**PROMPT**:
Would you transcribe the listing that follows, character for character, and omit its images?

**DATA SUPPLIED**:
— BEGIN —

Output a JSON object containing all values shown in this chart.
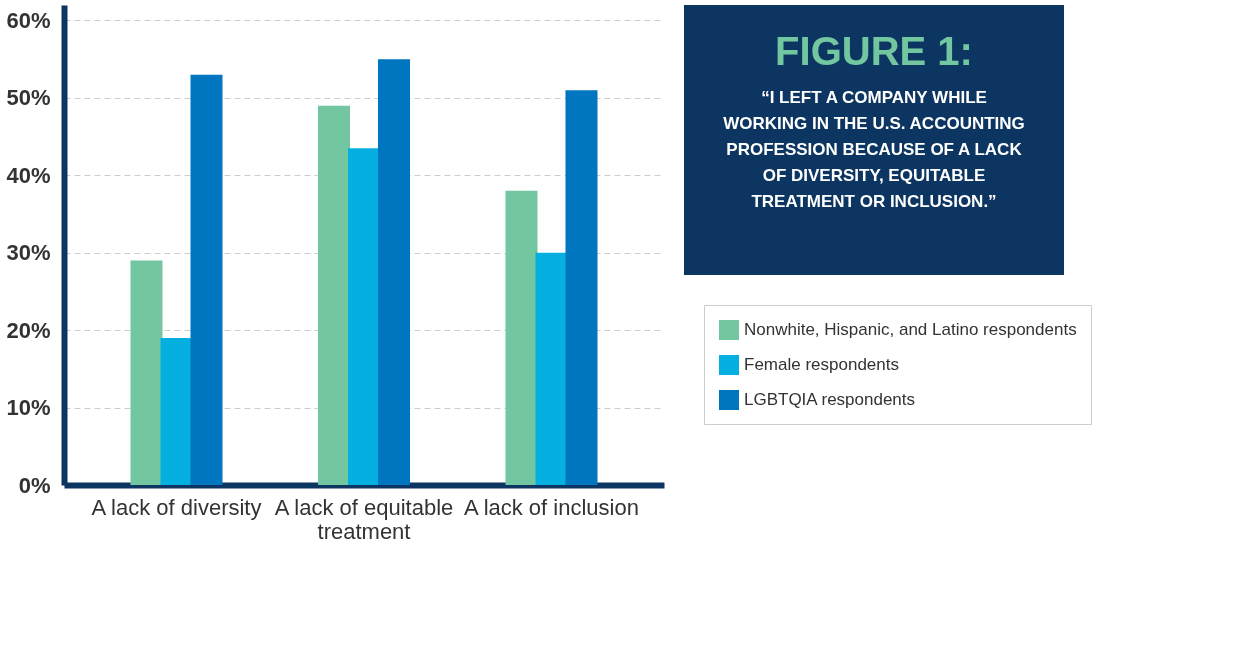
{
  "chart_data": {
    "type": "bar",
    "title": "FIGURE 1:",
    "subtitle": "“I LEFT A COMPANY WHILE WORKING IN THE U.S. ACCOUNTING PROFESSION BECAUSE OF A LACK OF DIVERSITY, EQUITABLE TREATMENT OR INCLUSION.”",
    "categories": [
      "A lack of diversity",
      "A lack of equitable treatment",
      "A lack of inclusion"
    ],
    "series": [
      {
        "name": "Nonwhite, Hispanic, and Latino respondents",
        "color": "#72c6a0",
        "values": [
          29,
          49,
          38
        ]
      },
      {
        "name": "Female respondents",
        "color": "#05b0e0",
        "values": [
          19,
          43.5,
          30
        ]
      },
      {
        "name": "LGBTQIA respondents",
        "color": "#0075c0",
        "values": [
          53,
          55,
          51
        ]
      }
    ],
    "ylim": [
      0,
      62
    ],
    "yticks": [
      {
        "value": 0,
        "label": "0%"
      },
      {
        "value": 10,
        "label": "10%"
      },
      {
        "value": 20,
        "label": "20%"
      },
      {
        "value": 30,
        "label": "30%"
      },
      {
        "value": 40,
        "label": "40%"
      },
      {
        "value": 50,
        "label": "50%"
      },
      {
        "value": 60,
        "label": "60%"
      }
    ],
    "grid": "y",
    "legend": "right"
  }
}
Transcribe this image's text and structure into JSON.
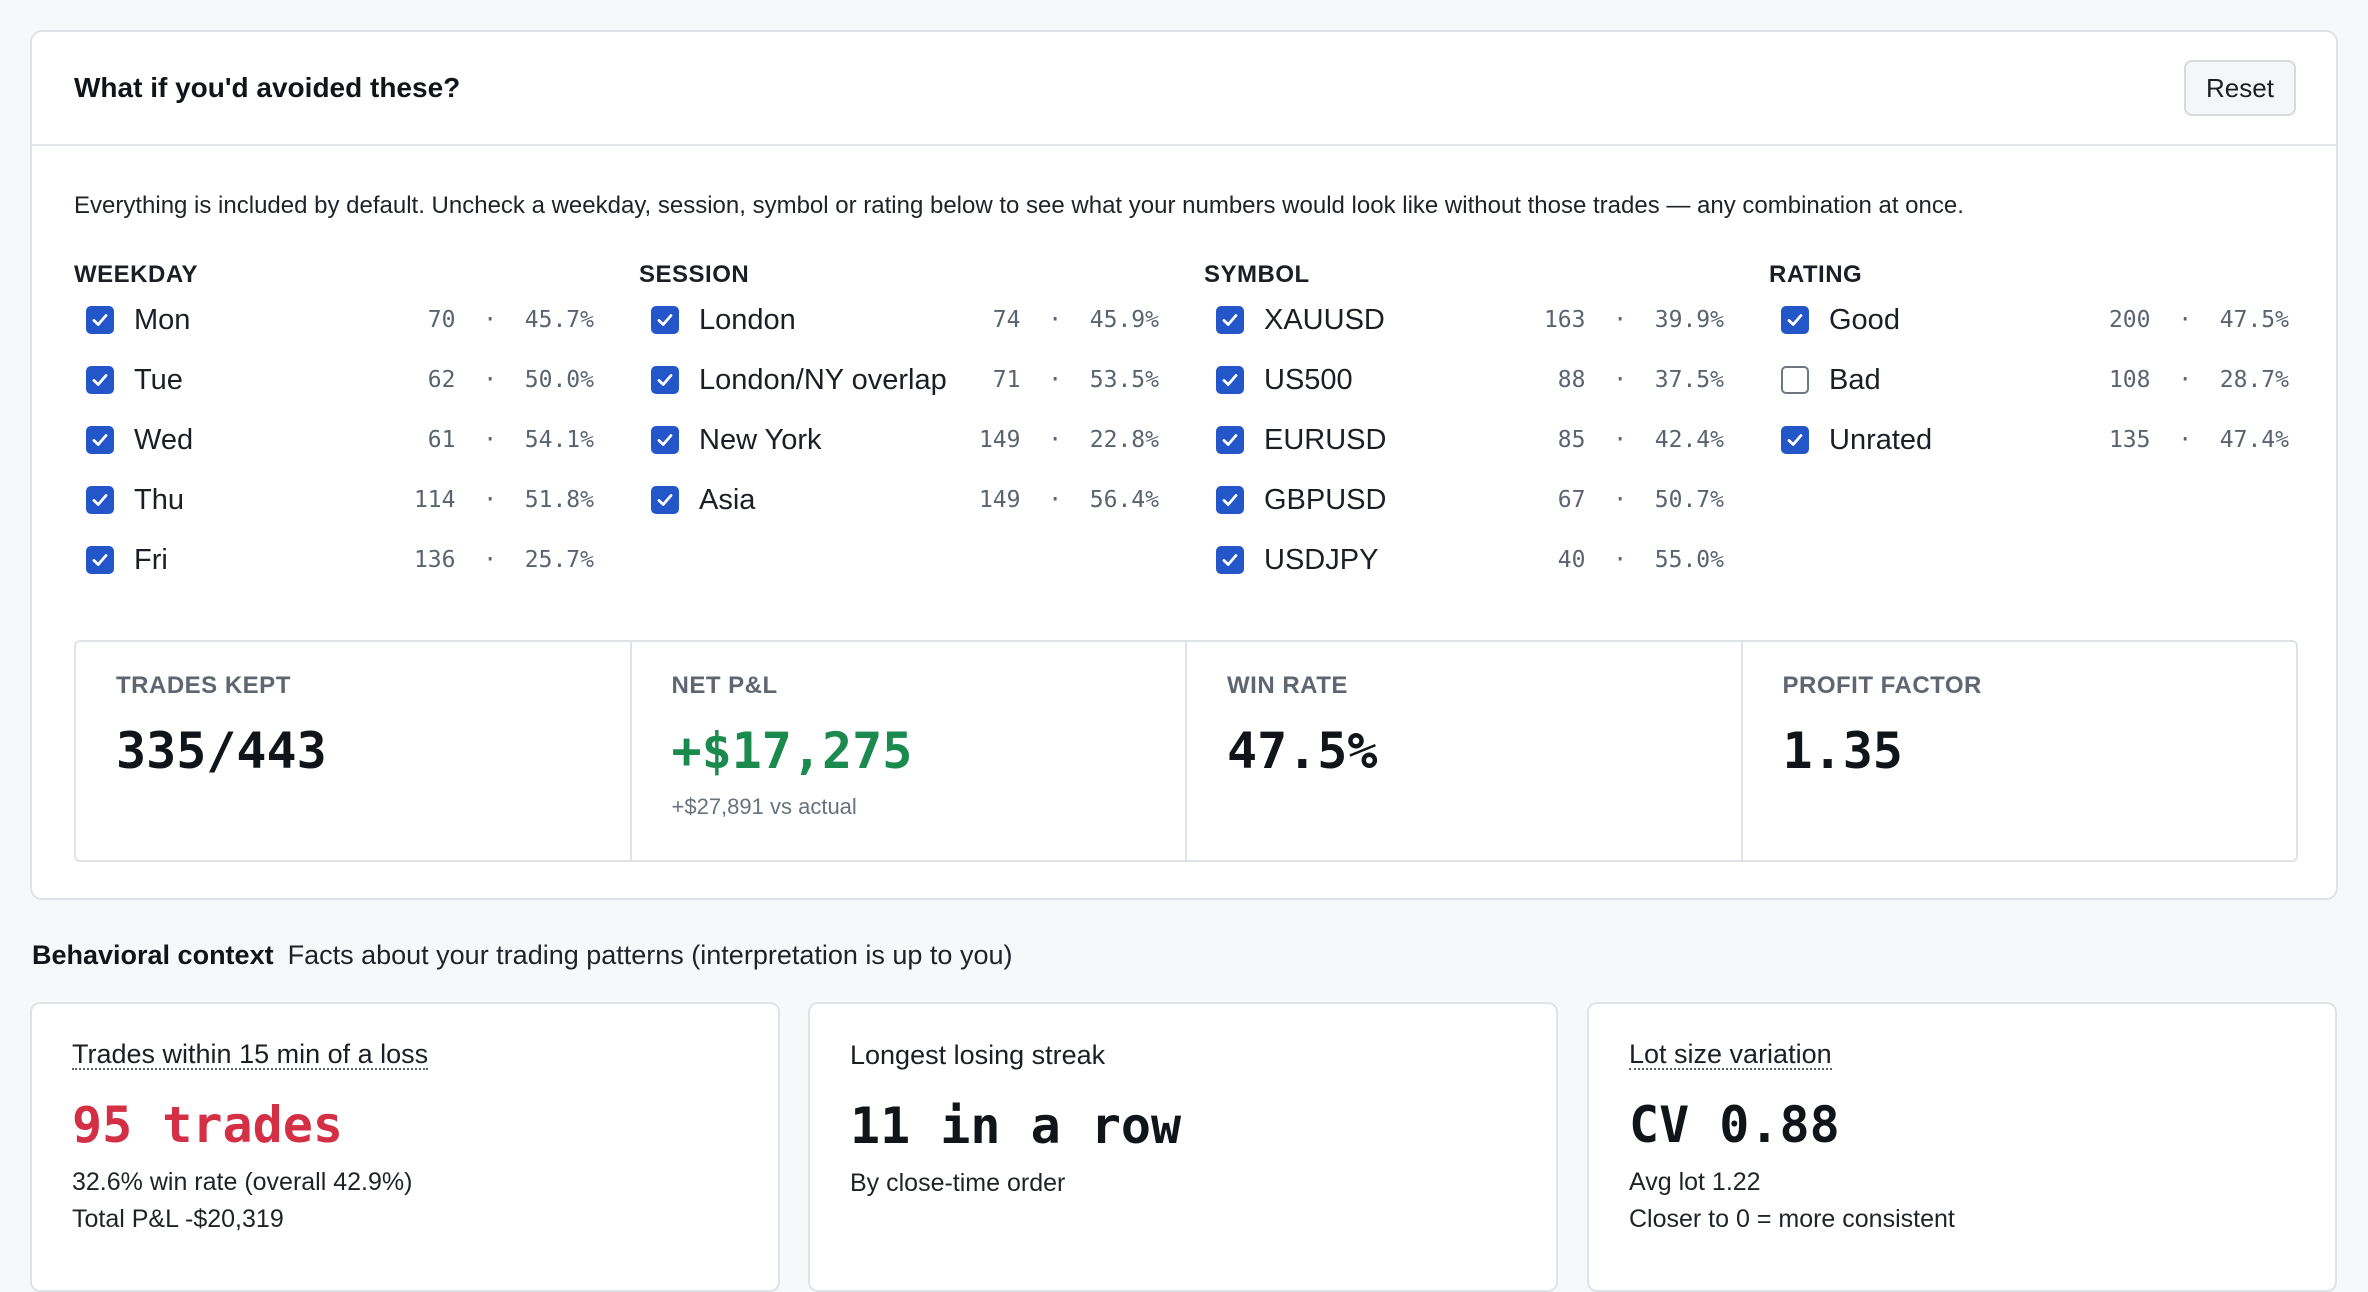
{
  "whatif": {
    "title": "What if you'd avoided these?",
    "reset_label": "Reset",
    "intro": "Everything is included by default. Uncheck a weekday, session, symbol or rating below to see what your numbers would look like without those trades — any combination at once.",
    "groups": [
      {
        "title": "WEEKDAY",
        "items": [
          {
            "label": "Mon",
            "count": "70",
            "rate": "45.7%",
            "checked": true
          },
          {
            "label": "Tue",
            "count": "62",
            "rate": "50.0%",
            "checked": true
          },
          {
            "label": "Wed",
            "count": "61",
            "rate": "54.1%",
            "checked": true
          },
          {
            "label": "Thu",
            "count": "114",
            "rate": "51.8%",
            "checked": true
          },
          {
            "label": "Fri",
            "count": "136",
            "rate": "25.7%",
            "checked": true
          }
        ]
      },
      {
        "title": "SESSION",
        "items": [
          {
            "label": "London",
            "count": "74",
            "rate": "45.9%",
            "checked": true
          },
          {
            "label": "London/NY overlap",
            "count": "71",
            "rate": "53.5%",
            "checked": true
          },
          {
            "label": "New York",
            "count": "149",
            "rate": "22.8%",
            "checked": true
          },
          {
            "label": "Asia",
            "count": "149",
            "rate": "56.4%",
            "checked": true
          }
        ]
      },
      {
        "title": "SYMBOL",
        "items": [
          {
            "label": "XAUUSD",
            "count": "163",
            "rate": "39.9%",
            "checked": true
          },
          {
            "label": "US500",
            "count": "88",
            "rate": "37.5%",
            "checked": true
          },
          {
            "label": "EURUSD",
            "count": "85",
            "rate": "42.4%",
            "checked": true
          },
          {
            "label": "GBPUSD",
            "count": "67",
            "rate": "50.7%",
            "checked": true
          },
          {
            "label": "USDJPY",
            "count": "40",
            "rate": "55.0%",
            "checked": true
          }
        ]
      },
      {
        "title": "RATING",
        "items": [
          {
            "label": "Good",
            "count": "200",
            "rate": "47.5%",
            "checked": true
          },
          {
            "label": "Bad",
            "count": "108",
            "rate": "28.7%",
            "checked": false
          },
          {
            "label": "Unrated",
            "count": "135",
            "rate": "47.4%",
            "checked": true
          }
        ]
      }
    ],
    "metrics": [
      {
        "label": "TRADES KEPT",
        "value": "335/443",
        "sub": "",
        "color": "#111418"
      },
      {
        "label": "NET P&L",
        "value": "+$17,275",
        "sub": "+$27,891 vs actual",
        "color": "#1b8a4e"
      },
      {
        "label": "WIN RATE",
        "value": "47.5%",
        "sub": "",
        "color": "#111418"
      },
      {
        "label": "PROFIT FACTOR",
        "value": "1.35",
        "sub": "",
        "color": "#111418"
      }
    ]
  },
  "behavioral": {
    "title": "Behavioral context",
    "subtitle": "Facts about your trading patterns (interpretation is up to you)",
    "cards": [
      {
        "title": "Trades within 15 min of a loss",
        "value": "95 trades",
        "lines": [
          "32.6% win rate (overall 42.9%)",
          "Total P&L -$20,319"
        ],
        "accent": "#d32f45"
      },
      {
        "title": "Longest losing streak",
        "value": "11 in a row",
        "lines": [
          "By close-time order"
        ],
        "accent": "#111418"
      },
      {
        "title": "Lot size variation",
        "value": "CV 0.88",
        "lines": [
          "Avg lot 1.22",
          "Closer to 0 = more consistent"
        ],
        "accent": "#111418"
      }
    ]
  },
  "colors": {
    "checkbox": "#2356c8",
    "positive": "#1b8a4e",
    "negative": "#d32f45"
  },
  "icons": {
    "checkbox_checked": "checkmark-icon"
  }
}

— END —

**EXERCISE ANSWER**:
Output a JSON object containing all values shown in this chart.
{
  "chart_data": {
    "type": "bar",
    "title": "FIGURE 1:",
    "subtitle": "“I LEFT A COMPANY WHILE WORKING IN THE U.S. ACCOUNTING PROFESSION BECAUSE OF A LACK OF DIVERSITY, EQUITABLE TREATMENT OR INCLUSION.”",
    "categories": [
      "A lack of diversity",
      "A lack of equitable treatment",
      "A lack of inclusion"
    ],
    "series": [
      {
        "name": "Nonwhite, Hispanic, and Latino respondents",
        "color": "#72c6a0",
        "values": [
          29,
          49,
          38
        ]
      },
      {
        "name": "Female respondents",
        "color": "#05b0e0",
        "values": [
          19,
          43.5,
          30
        ]
      },
      {
        "name": "LGBTQIA respondents",
        "color": "#0075c0",
        "values": [
          53,
          55,
          51
        ]
      }
    ],
    "ylim": [
      0,
      62
    ],
    "yticks": [
      {
        "value": 0,
        "label": "0%"
      },
      {
        "value": 10,
        "label": "10%"
      },
      {
        "value": 20,
        "label": "20%"
      },
      {
        "value": 30,
        "label": "30%"
      },
      {
        "value": 40,
        "label": "40%"
      },
      {
        "value": 50,
        "label": "50%"
      },
      {
        "value": 60,
        "label": "60%"
      }
    ],
    "grid": "y",
    "legend": "right"
  }
}
Transcribe this image's text and structure into JSON.
{
  "whatif": {
    "title": "What if you'd avoided these?",
    "reset_label": "Reset",
    "intro": "Everything is included by default. Uncheck a weekday, session, symbol or rating below to see what your numbers would look like without those trades — any combination at once.",
    "groups": [
      {
        "title": "WEEKDAY",
        "items": [
          {
            "label": "Mon",
            "count": "70",
            "rate": "45.7%",
            "checked": true
          },
          {
            "label": "Tue",
            "count": "62",
            "rate": "50.0%",
            "checked": true
          },
          {
            "label": "Wed",
            "count": "61",
            "rate": "54.1%",
            "checked": true
          },
          {
            "label": "Thu",
            "count": "114",
            "rate": "51.8%",
            "checked": true
          },
          {
            "label": "Fri",
            "count": "136",
            "rate": "25.7%",
            "checked": true
          }
        ]
      },
      {
        "title": "SESSION",
        "items": [
          {
            "label": "London",
            "count": "74",
            "rate": "45.9%",
            "checked": true
          },
          {
            "label": "London/NY overlap",
            "count": "71",
            "rate": "53.5%",
            "checked": true
          },
          {
            "label": "New York",
            "count": "149",
            "rate": "22.8%",
            "checked": true
          },
          {
            "label": "Asia",
            "count": "149",
            "rate": "56.4%",
            "checked": true
          }
        ]
      },
      {
        "title": "SYMBOL",
        "items": [
          {
            "label": "XAUUSD",
            "count": "163",
            "rate": "39.9%",
            "checked": true
          },
          {
            "label": "US500",
            "count": "88",
            "rate": "37.5%",
            "checked": true
          },
          {
            "label": "EURUSD",
            "count": "85",
            "rate": "42.4%",
            "checked": true
          },
          {
            "label": "GBPUSD",
            "count": "67",
            "rate": "50.7%",
            "checked": true
          },
          {
            "label": "USDJPY",
            "count": "40",
            "rate": "55.0%",
            "checked": true
          }
        ]
      },
      {
        "title": "RATING",
        "items": [
          {
            "label": "Good",
            "count": "200",
            "rate": "47.5%",
            "checked": true
          },
          {
            "label": "Bad",
            "count": "108",
            "rate": "28.7%",
            "checked": false
          },
          {
            "label": "Unrated",
            "count": "135",
            "rate": "47.4%",
            "checked": true
          }
        ]
      }
    ],
    "metrics": [
      {
        "label": "TRADES KEPT",
        "value": "335/443",
        "sub": "",
        "color": "#111418"
      },
      {
        "label": "NET P&L",
        "value": "+$17,275",
        "sub": "+$27,891 vs actual",
        "color": "#1b8a4e"
      },
      {
        "label": "WIN RATE",
        "value": "47.5%",
        "sub": "",
        "color": "#111418"
      },
      {
        "label": "PROFIT FACTOR",
        "value": "1.35",
        "sub": "",
        "color": "#111418"
      }
    ]
  },
  "behavioral": {
    "title": "Behavioral context",
    "subtitle": "Facts about your trading patterns (interpretation is up to you)",
    "cards": [
      {
        "title": "Trades within 15 min of a loss",
        "value": "95 trades",
        "lines": [
          "32.6% win rate (overall 42.9%)",
          "Total P&L -$20,319"
        ],
        "accent": "#d32f45"
      },
      {
        "title": "Longest losing streak",
        "value": "11 in a row",
        "lines": [
          "By close-time order"
        ],
        "accent": "#111418"
      },
      {
        "title": "Lot size variation",
        "value": "CV 0.88",
        "lines": [
          "Avg lot 1.22",
          "Closer to 0 = more consistent"
        ],
        "accent": "#111418"
      }
    ]
  },
  "colors": {
    "checkbox": "#2356c8",
    "positive": "#1b8a4e",
    "negative": "#d32f45"
  },
  "icons": {
    "checkbox_checked": "checkmark-icon"
  }
}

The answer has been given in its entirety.